Find the string "default" and gather every line that holds it.

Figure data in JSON
begin

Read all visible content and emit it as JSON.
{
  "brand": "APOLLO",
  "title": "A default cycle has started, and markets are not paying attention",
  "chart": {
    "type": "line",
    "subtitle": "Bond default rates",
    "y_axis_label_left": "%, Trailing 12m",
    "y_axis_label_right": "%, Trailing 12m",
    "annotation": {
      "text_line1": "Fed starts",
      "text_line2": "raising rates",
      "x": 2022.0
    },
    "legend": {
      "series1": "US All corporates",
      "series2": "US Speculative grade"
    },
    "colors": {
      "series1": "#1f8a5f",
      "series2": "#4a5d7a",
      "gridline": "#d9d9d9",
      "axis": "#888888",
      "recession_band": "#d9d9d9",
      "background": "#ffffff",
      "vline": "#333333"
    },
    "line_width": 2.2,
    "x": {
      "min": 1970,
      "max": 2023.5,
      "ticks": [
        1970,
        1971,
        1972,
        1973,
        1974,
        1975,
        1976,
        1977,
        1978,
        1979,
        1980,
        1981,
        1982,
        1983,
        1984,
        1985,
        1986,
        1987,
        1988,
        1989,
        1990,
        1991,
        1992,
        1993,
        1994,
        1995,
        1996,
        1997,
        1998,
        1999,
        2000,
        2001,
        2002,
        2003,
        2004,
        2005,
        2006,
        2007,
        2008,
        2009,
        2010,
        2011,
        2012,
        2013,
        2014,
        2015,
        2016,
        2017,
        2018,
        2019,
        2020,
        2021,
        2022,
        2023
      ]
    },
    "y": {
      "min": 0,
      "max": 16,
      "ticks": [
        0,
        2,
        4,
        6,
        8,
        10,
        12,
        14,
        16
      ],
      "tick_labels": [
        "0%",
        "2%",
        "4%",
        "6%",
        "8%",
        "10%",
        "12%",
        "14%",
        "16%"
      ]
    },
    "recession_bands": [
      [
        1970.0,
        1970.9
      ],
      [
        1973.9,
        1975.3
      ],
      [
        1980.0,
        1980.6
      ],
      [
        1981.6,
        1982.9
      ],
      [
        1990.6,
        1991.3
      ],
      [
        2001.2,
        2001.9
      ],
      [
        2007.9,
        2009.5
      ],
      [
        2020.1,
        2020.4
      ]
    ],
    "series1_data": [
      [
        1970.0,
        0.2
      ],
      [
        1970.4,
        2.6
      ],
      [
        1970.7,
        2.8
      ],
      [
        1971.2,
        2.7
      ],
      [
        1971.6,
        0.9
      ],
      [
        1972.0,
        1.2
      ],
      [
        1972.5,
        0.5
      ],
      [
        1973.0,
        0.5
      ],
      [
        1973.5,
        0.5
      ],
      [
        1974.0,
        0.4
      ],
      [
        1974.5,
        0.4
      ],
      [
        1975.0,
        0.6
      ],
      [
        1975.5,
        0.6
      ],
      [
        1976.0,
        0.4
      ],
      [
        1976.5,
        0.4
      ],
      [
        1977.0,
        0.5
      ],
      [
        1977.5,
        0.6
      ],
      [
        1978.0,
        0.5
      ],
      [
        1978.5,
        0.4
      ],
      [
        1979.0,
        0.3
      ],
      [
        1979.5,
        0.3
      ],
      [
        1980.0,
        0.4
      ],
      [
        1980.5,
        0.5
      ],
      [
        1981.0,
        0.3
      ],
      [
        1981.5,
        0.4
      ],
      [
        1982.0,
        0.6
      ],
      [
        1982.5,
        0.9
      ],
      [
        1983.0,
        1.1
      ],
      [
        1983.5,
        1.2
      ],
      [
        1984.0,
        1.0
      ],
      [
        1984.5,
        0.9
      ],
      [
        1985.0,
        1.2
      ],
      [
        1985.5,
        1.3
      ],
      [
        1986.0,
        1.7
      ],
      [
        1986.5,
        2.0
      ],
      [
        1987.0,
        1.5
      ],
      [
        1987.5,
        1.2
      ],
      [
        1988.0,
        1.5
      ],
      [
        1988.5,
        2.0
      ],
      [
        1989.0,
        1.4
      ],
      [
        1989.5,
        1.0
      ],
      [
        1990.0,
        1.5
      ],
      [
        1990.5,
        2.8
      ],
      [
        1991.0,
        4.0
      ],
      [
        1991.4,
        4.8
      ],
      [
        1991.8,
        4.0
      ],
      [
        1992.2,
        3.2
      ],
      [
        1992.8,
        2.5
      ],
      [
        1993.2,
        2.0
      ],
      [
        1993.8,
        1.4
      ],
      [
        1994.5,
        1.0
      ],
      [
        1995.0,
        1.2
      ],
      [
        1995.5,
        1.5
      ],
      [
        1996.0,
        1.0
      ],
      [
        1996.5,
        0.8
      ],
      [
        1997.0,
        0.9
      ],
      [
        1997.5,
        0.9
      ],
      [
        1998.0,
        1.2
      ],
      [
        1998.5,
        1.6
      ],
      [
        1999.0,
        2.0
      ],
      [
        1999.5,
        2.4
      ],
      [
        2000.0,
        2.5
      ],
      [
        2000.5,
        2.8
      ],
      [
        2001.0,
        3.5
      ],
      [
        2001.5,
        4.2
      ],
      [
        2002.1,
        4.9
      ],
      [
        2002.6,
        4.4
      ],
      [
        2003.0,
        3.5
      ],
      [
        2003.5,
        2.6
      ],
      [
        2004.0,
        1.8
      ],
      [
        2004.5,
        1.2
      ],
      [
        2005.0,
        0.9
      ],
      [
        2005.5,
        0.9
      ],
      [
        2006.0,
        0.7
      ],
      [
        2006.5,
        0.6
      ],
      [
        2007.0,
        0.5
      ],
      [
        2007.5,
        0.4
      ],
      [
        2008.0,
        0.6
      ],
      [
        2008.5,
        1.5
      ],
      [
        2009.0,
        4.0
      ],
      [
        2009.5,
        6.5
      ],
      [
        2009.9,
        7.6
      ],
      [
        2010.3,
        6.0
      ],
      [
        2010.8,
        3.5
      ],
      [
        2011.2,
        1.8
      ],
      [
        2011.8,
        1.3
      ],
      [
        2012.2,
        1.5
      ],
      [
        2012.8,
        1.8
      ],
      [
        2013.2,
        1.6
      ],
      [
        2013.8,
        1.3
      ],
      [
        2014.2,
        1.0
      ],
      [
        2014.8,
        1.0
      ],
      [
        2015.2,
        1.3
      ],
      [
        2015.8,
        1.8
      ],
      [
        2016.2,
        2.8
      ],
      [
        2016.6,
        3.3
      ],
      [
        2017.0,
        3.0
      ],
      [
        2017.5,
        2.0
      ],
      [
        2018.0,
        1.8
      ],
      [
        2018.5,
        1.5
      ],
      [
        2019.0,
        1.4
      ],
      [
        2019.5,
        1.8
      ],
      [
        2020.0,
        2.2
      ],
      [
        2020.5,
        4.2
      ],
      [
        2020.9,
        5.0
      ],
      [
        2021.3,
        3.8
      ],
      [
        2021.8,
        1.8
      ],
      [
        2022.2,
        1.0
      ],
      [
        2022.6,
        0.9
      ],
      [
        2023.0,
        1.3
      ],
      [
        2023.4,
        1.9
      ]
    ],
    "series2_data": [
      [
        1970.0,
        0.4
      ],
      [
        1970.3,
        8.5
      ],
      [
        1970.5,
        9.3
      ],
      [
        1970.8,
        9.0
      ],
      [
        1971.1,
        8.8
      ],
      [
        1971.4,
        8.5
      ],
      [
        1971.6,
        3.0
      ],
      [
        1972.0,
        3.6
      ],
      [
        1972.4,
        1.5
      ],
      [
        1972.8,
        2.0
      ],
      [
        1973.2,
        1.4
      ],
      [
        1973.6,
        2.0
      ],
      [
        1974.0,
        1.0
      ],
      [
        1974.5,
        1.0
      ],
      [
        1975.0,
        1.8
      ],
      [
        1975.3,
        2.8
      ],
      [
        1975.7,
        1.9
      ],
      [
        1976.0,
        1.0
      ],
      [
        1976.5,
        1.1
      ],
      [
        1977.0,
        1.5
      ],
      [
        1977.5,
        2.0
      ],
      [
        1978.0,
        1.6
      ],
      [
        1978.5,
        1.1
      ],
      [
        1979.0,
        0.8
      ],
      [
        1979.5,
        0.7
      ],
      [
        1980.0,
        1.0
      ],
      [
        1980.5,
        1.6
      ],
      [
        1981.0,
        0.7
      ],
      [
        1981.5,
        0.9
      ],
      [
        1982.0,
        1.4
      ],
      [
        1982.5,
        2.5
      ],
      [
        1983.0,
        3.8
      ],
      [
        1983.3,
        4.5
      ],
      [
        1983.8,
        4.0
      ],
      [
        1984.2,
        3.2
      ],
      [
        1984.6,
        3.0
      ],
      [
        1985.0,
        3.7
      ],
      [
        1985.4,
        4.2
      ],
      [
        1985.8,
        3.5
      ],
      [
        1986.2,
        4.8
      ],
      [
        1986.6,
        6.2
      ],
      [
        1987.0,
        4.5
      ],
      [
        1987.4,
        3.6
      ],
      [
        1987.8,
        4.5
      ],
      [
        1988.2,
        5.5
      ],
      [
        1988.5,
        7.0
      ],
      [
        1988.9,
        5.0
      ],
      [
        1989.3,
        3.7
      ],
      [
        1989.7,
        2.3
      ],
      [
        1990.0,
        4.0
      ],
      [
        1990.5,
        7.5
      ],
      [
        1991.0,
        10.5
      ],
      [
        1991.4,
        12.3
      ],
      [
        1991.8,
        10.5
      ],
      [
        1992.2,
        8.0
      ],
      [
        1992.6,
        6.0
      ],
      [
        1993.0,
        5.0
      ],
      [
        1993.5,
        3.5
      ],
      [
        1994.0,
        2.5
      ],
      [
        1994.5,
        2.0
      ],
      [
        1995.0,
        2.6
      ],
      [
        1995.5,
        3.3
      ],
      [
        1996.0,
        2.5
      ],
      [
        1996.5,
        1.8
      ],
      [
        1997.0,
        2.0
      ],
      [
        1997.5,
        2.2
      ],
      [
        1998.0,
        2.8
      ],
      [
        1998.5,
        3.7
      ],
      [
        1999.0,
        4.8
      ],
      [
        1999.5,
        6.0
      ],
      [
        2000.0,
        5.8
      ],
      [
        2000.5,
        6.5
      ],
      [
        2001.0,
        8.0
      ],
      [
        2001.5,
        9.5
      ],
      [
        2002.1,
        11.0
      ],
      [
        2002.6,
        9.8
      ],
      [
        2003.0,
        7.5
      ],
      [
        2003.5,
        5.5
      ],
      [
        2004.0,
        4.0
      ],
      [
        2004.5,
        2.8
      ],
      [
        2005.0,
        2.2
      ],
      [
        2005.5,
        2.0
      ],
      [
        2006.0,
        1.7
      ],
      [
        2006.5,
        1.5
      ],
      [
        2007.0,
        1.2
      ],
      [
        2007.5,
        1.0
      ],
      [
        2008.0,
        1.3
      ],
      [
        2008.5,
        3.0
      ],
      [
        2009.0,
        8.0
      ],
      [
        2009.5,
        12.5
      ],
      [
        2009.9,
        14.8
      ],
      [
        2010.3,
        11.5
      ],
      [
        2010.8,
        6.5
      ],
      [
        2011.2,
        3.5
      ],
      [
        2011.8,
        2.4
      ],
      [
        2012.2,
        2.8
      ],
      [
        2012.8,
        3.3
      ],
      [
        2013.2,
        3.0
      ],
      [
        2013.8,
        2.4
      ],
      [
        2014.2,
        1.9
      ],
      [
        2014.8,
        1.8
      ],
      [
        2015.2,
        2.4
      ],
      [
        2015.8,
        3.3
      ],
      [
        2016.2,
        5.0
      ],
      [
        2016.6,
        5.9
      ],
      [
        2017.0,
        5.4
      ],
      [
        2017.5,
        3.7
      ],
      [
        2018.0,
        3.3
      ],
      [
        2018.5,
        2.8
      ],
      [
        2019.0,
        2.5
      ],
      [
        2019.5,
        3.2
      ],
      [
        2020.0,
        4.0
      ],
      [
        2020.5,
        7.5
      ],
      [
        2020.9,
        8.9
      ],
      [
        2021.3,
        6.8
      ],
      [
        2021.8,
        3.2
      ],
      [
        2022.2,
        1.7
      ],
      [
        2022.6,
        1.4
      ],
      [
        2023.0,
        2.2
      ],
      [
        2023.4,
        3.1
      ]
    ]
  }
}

end

Expected answer:
  "title": "A default cycle has started, and markets are not paying attention",
    "subtitle": "Bond default rates",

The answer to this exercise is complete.